┌──

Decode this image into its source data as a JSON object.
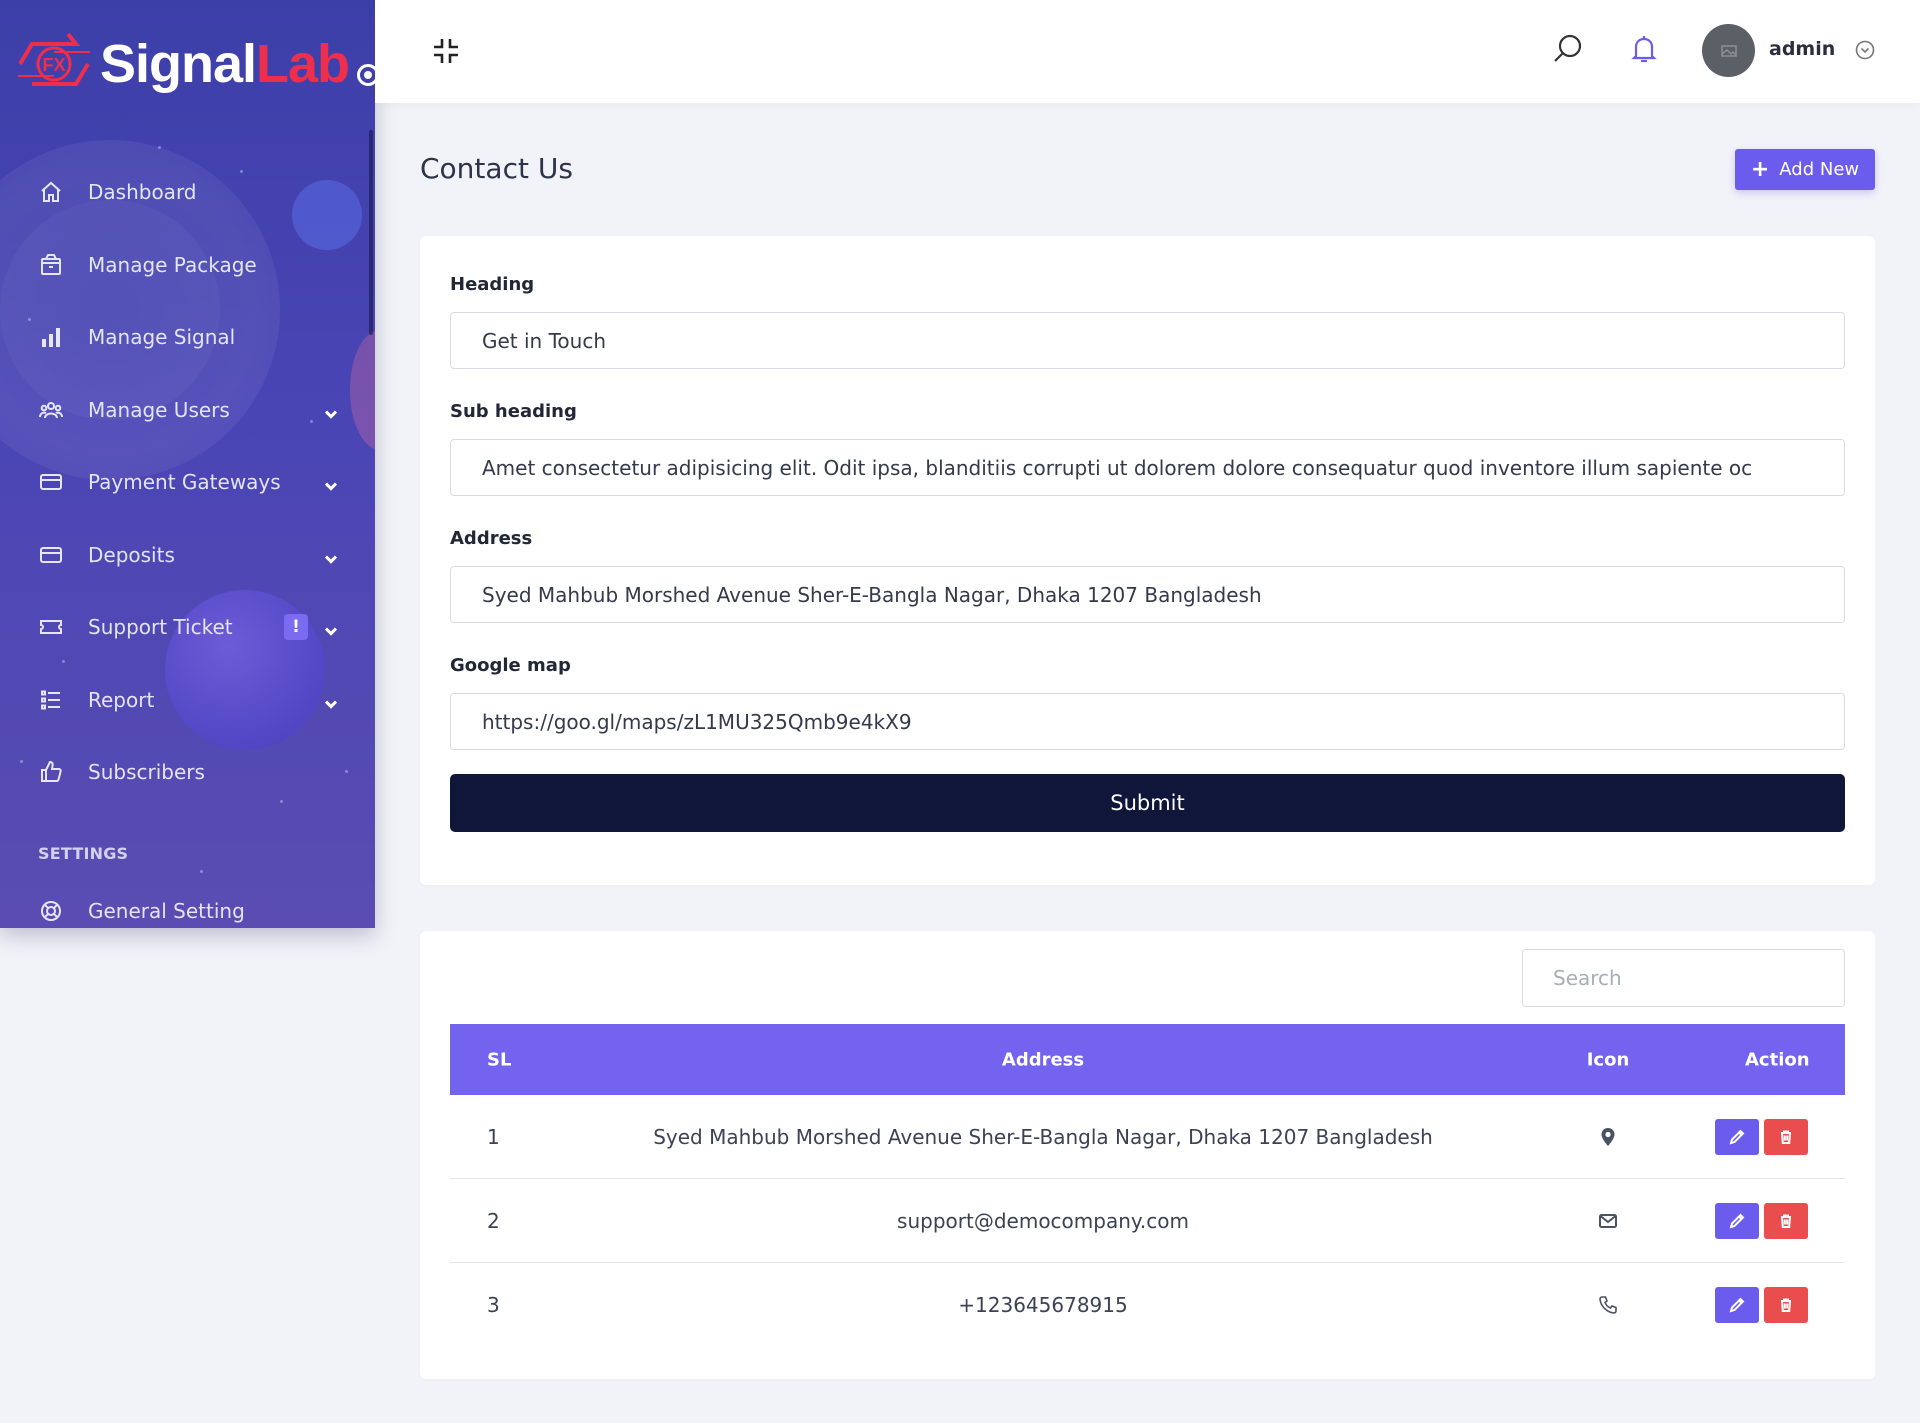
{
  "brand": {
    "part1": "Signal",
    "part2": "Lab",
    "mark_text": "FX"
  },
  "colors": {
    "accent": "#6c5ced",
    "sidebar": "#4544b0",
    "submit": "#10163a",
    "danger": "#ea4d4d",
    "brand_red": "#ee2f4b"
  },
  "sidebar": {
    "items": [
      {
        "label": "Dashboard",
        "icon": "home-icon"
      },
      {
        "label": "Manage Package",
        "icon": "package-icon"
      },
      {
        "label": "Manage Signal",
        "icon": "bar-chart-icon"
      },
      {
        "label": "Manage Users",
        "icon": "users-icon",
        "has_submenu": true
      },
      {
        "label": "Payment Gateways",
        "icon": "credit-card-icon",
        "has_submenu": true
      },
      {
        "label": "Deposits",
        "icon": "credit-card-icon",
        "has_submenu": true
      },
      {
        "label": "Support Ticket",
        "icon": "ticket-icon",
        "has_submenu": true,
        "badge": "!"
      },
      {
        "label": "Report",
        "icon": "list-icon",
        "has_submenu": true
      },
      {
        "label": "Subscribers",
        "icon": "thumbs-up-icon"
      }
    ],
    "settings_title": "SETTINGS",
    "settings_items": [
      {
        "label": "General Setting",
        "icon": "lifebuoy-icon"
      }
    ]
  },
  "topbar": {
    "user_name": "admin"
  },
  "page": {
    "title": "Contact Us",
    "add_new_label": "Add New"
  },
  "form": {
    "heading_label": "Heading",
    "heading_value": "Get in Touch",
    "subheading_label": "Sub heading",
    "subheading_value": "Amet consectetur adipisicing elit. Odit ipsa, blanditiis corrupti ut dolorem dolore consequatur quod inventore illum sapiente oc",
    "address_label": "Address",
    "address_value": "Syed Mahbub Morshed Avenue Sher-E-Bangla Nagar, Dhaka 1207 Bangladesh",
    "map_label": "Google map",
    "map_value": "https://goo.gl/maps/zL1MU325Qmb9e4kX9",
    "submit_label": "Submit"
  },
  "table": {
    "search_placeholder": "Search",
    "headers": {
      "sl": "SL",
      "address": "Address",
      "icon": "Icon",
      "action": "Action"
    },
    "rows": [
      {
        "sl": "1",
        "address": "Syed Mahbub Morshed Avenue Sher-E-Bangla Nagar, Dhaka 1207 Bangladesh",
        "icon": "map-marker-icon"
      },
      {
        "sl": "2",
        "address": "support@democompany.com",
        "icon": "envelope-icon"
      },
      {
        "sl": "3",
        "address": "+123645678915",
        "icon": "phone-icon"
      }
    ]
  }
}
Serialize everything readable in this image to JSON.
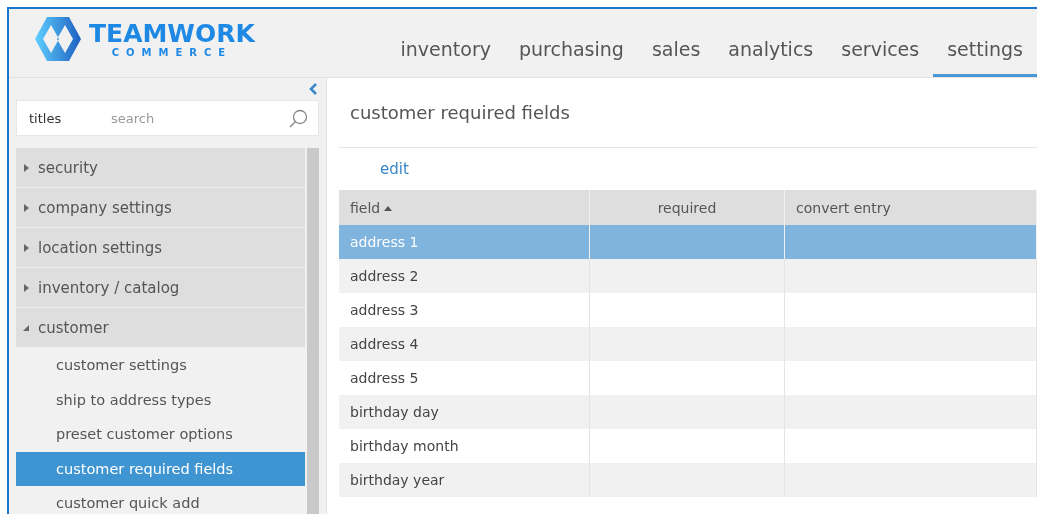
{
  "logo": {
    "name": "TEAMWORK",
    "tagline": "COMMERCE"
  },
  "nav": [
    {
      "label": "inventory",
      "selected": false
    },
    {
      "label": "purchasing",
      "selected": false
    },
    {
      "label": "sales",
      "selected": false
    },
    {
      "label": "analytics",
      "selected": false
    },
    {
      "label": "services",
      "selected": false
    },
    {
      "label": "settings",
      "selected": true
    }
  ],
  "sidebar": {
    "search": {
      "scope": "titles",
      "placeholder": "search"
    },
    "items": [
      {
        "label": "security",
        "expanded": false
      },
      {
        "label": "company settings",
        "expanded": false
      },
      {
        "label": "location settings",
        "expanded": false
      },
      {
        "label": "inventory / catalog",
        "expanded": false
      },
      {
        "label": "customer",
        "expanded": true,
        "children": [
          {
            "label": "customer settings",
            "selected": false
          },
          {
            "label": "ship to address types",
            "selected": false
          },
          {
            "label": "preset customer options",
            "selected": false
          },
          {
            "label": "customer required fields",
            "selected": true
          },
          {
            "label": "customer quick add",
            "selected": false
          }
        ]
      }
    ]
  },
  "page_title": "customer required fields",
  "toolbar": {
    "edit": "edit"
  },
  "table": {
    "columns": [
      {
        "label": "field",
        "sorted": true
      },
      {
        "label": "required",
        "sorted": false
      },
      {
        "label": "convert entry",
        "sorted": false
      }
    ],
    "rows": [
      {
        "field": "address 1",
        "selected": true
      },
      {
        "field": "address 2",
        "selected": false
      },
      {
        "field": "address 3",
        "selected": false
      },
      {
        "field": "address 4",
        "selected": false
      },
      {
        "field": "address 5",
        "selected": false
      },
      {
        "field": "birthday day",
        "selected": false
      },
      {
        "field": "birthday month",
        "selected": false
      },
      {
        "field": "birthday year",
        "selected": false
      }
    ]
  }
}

└──

● **Work to complete**:
Keep only those lines of the records that hold "Avenue", and return them.

● **Answer below**:
    "address_value": "Syed Mahbub Morshed Avenue Sher-E-Bangla Nagar, Dhaka 1207 Bangladesh",
        "address": "Syed Mahbub Morshed Avenue Sher-E-Bangla Nagar, Dhaka 1207 Bangladesh",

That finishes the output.